- [Exercise]:
Find every line with the word "seems" and give their count, nothing else.

■ ■ ■ ■ ■ ■ ■

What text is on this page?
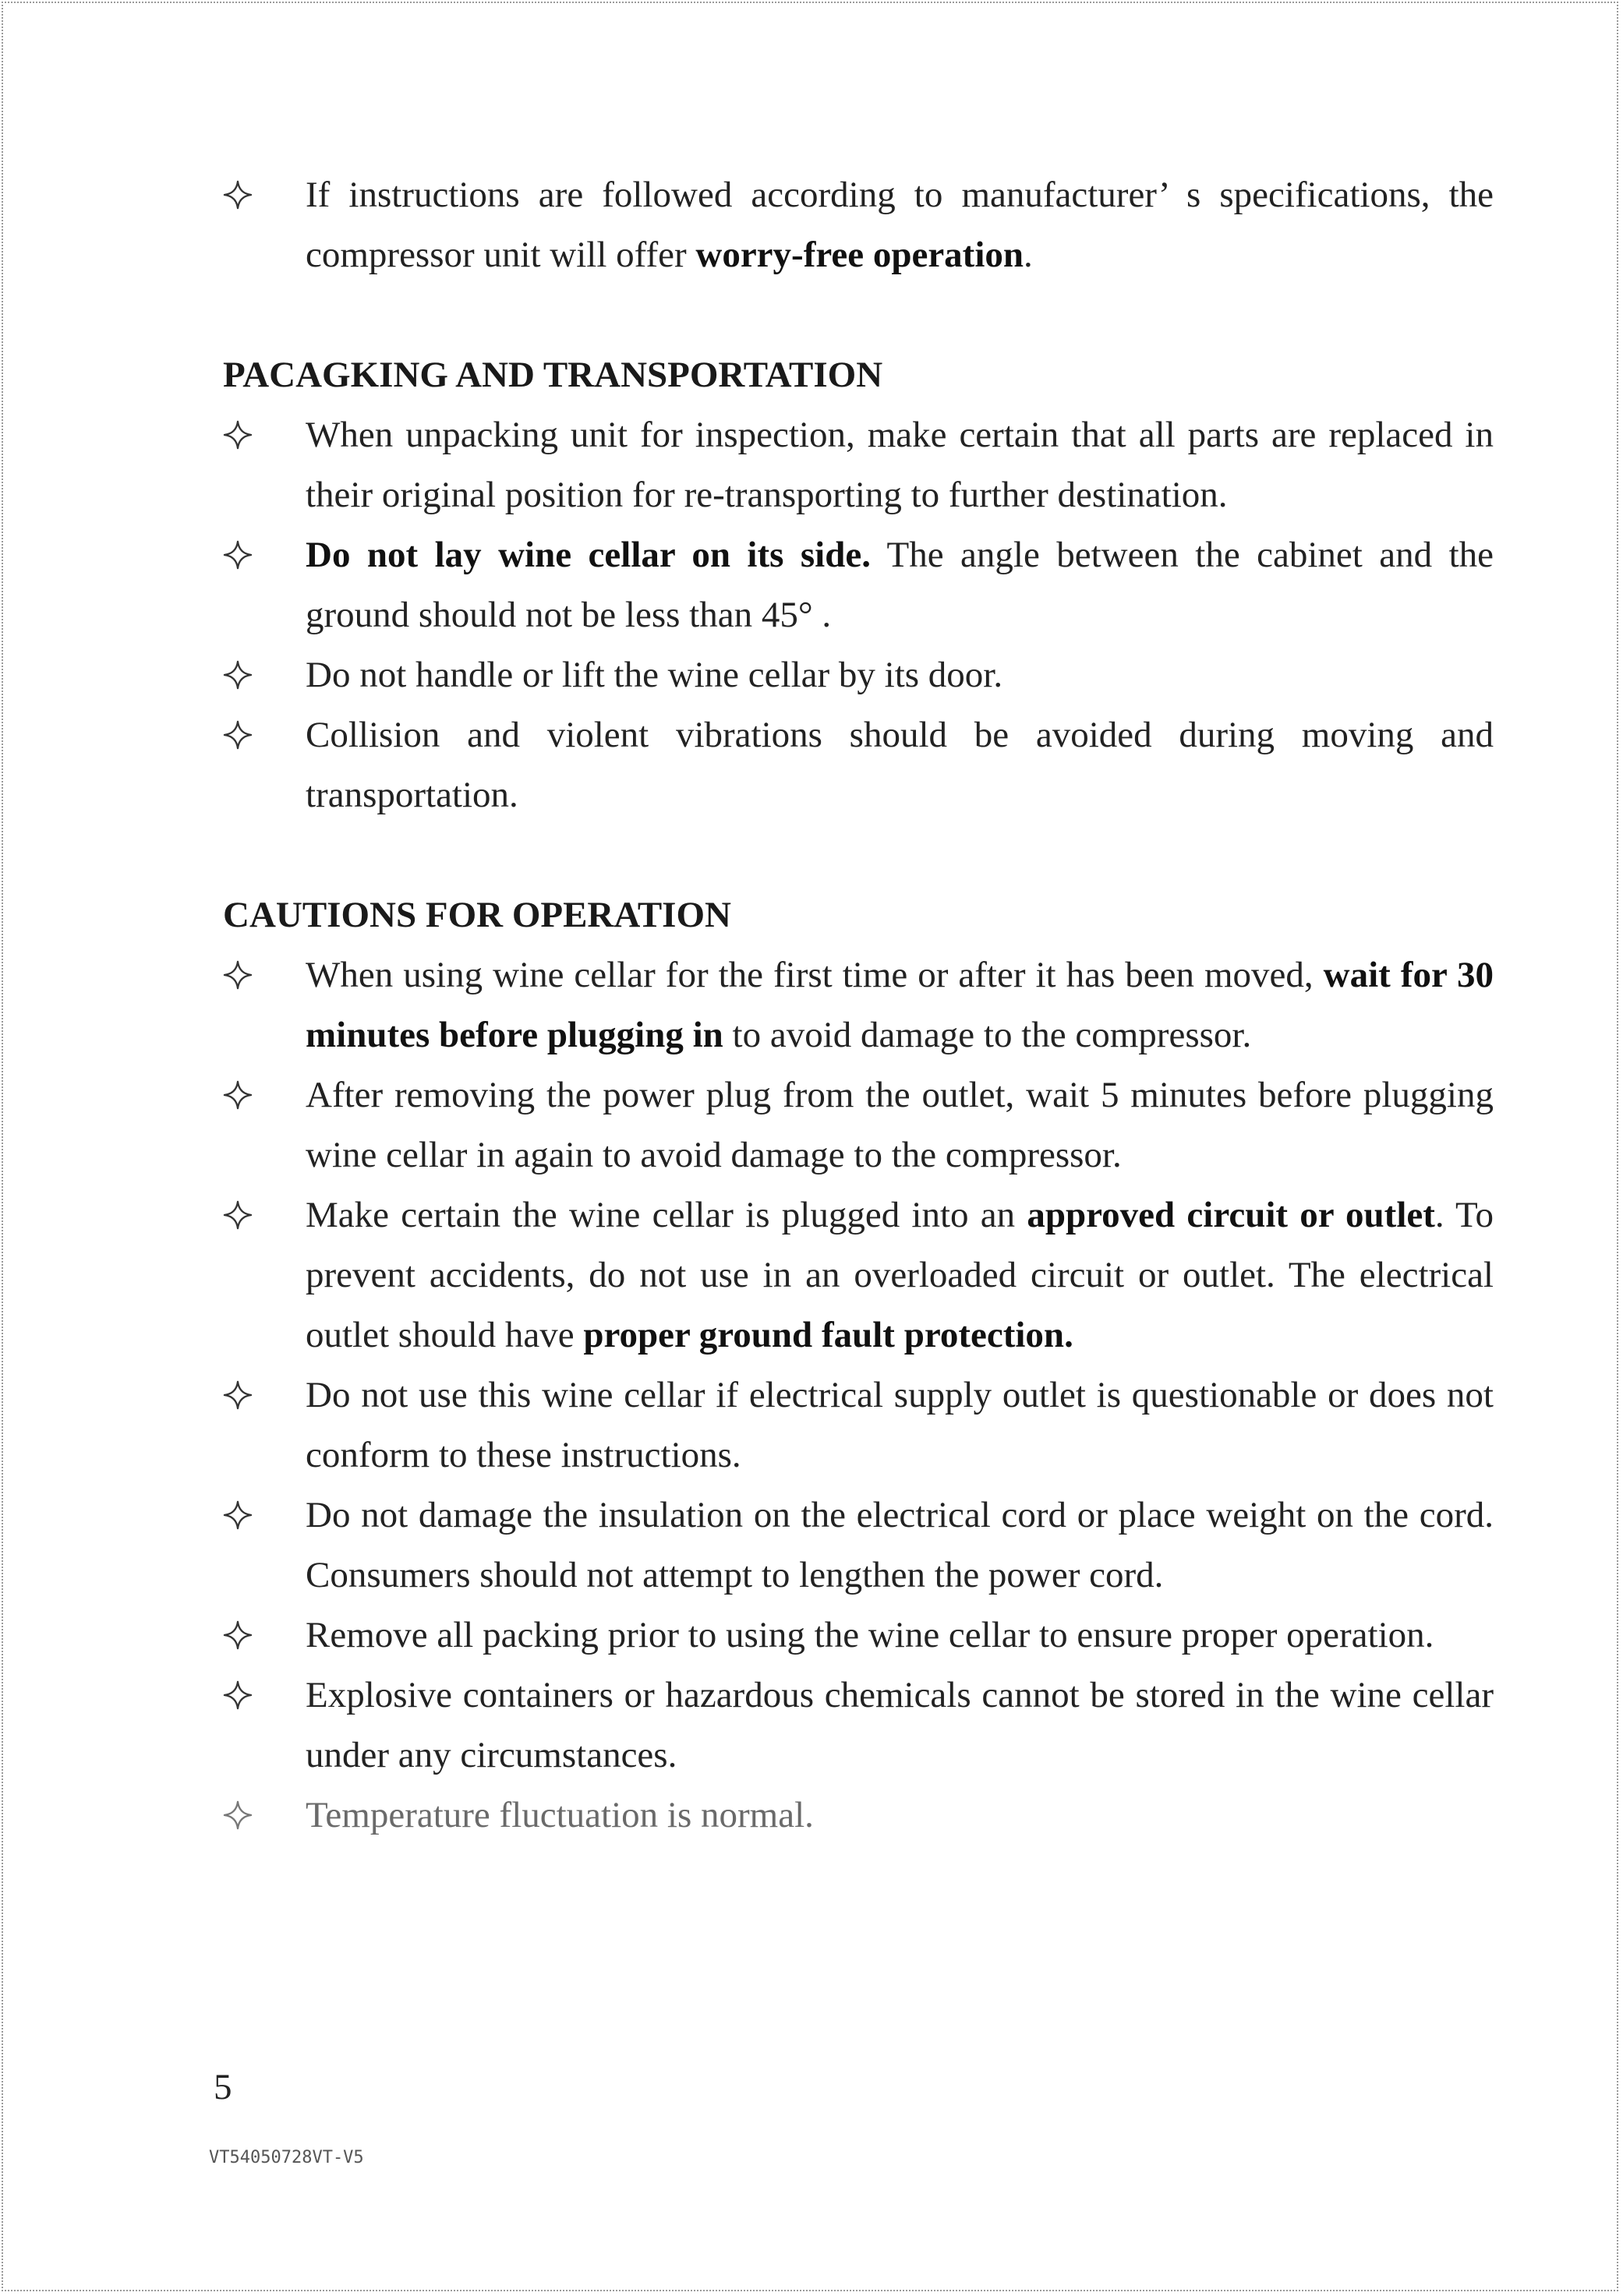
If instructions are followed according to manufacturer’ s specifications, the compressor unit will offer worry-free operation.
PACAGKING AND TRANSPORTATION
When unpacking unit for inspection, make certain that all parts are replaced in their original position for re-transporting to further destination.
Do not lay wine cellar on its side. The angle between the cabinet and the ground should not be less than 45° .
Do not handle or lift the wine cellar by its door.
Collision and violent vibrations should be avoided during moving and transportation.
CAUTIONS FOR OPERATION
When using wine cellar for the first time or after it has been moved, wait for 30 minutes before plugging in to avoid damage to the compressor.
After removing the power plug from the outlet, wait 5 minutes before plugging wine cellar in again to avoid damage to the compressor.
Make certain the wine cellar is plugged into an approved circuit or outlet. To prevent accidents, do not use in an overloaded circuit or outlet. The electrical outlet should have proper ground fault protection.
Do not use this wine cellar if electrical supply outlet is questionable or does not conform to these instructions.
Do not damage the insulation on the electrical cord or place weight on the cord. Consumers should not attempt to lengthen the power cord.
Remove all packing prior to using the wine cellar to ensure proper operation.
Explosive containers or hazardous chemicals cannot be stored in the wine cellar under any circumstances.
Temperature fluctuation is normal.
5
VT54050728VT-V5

■ ■ ■ ■ ■ ■ ■

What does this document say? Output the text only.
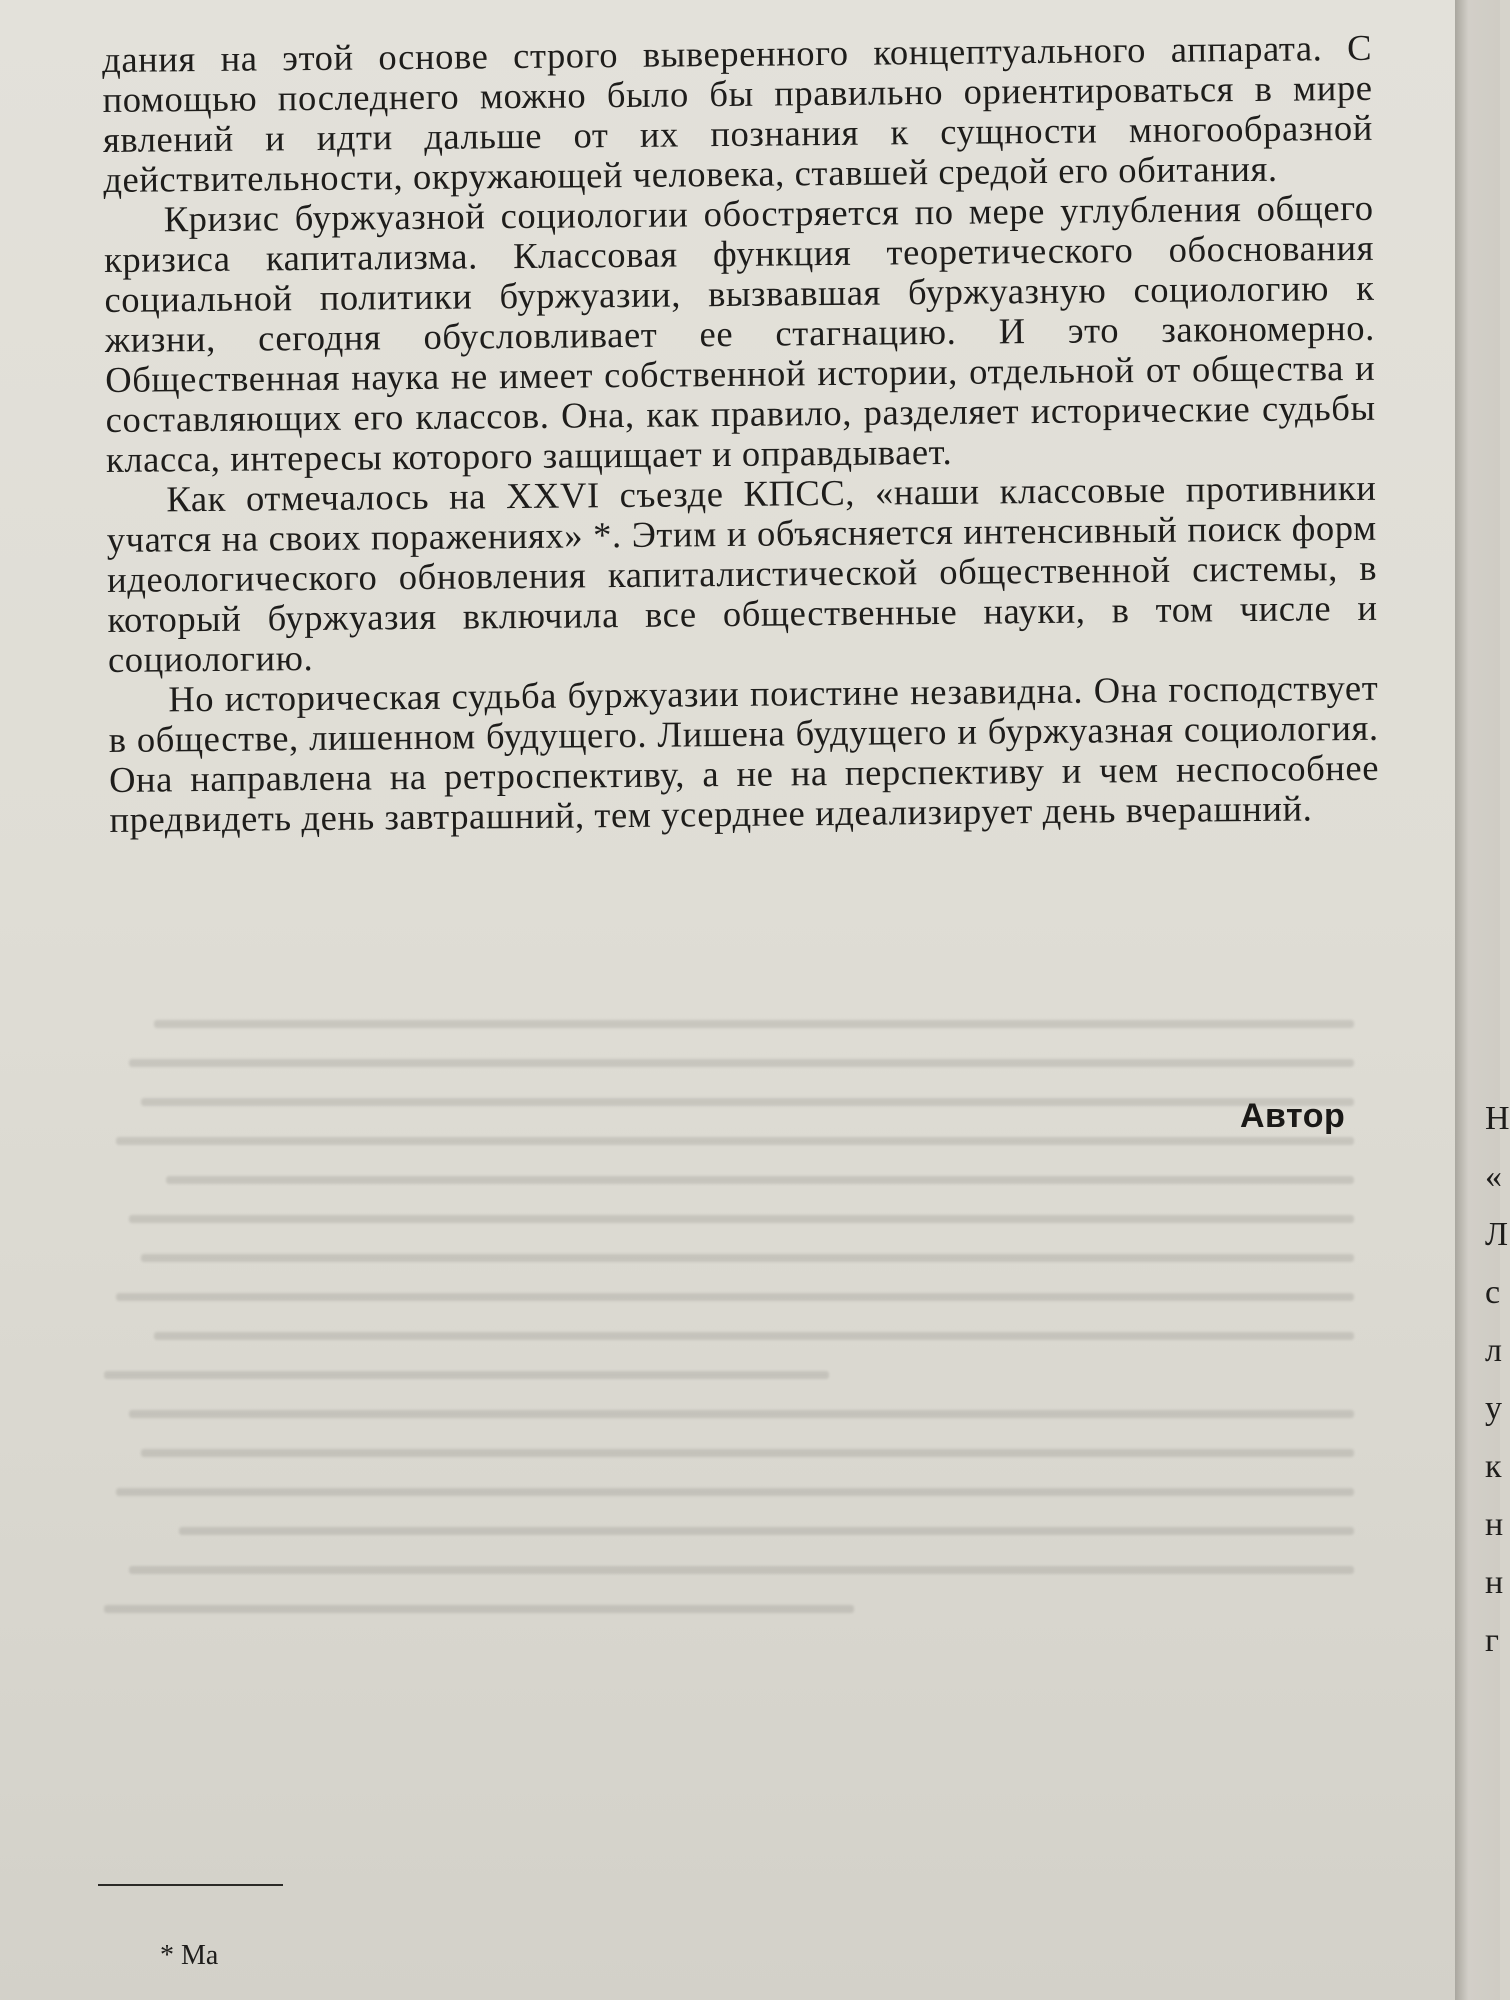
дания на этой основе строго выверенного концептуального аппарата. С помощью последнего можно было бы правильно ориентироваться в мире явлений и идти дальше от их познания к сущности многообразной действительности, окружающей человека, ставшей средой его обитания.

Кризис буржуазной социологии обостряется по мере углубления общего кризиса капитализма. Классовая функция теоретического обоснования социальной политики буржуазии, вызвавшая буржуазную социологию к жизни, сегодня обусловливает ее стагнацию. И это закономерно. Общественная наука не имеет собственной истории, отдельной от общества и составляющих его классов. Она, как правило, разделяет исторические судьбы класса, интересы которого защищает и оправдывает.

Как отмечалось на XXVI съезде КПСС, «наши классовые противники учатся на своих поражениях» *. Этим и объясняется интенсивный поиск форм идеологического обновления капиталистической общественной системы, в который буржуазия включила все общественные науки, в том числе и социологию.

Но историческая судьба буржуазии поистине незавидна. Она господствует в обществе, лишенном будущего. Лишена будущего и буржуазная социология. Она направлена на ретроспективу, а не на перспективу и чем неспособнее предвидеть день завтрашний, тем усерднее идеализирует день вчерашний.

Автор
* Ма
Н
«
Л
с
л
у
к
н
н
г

■ ■ ■ ■ ■ ■ ■

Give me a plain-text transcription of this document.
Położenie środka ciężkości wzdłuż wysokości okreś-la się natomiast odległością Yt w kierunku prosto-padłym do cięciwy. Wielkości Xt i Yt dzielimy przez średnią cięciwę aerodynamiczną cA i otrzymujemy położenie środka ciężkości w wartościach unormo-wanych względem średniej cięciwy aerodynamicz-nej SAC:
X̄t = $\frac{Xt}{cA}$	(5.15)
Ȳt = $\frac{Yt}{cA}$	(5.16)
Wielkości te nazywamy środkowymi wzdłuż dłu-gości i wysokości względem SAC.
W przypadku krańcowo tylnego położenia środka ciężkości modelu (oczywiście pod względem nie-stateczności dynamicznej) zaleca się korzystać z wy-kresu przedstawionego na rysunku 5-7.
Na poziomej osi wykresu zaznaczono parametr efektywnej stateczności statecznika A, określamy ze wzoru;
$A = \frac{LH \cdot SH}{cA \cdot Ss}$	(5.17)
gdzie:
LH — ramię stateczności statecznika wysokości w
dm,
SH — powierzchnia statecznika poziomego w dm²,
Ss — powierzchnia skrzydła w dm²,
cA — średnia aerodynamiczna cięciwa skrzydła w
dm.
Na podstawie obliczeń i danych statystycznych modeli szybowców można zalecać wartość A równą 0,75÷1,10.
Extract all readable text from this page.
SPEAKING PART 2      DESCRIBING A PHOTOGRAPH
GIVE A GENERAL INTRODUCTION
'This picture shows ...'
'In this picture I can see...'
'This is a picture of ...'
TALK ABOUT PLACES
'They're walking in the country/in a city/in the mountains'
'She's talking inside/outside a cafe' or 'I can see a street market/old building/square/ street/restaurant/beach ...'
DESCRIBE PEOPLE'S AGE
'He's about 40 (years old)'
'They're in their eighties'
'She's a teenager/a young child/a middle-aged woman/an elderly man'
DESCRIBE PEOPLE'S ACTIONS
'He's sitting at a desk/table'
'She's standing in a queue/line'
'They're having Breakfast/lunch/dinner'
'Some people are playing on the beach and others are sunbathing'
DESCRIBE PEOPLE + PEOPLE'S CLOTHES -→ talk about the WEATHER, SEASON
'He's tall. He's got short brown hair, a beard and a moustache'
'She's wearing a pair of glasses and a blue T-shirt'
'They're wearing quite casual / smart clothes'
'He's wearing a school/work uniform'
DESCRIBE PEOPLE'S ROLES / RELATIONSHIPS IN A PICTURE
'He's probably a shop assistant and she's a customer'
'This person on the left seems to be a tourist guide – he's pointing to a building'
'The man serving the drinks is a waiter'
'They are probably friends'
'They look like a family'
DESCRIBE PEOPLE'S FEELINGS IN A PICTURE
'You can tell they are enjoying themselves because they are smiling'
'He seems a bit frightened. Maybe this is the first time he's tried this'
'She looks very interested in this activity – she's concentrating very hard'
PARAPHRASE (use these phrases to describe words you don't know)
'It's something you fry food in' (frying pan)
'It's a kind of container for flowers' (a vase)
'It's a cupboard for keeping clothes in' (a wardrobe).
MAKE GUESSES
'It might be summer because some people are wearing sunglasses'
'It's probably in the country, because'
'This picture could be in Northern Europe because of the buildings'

■ ■ ■ ■ ■ ■ ■

- [The result]:
2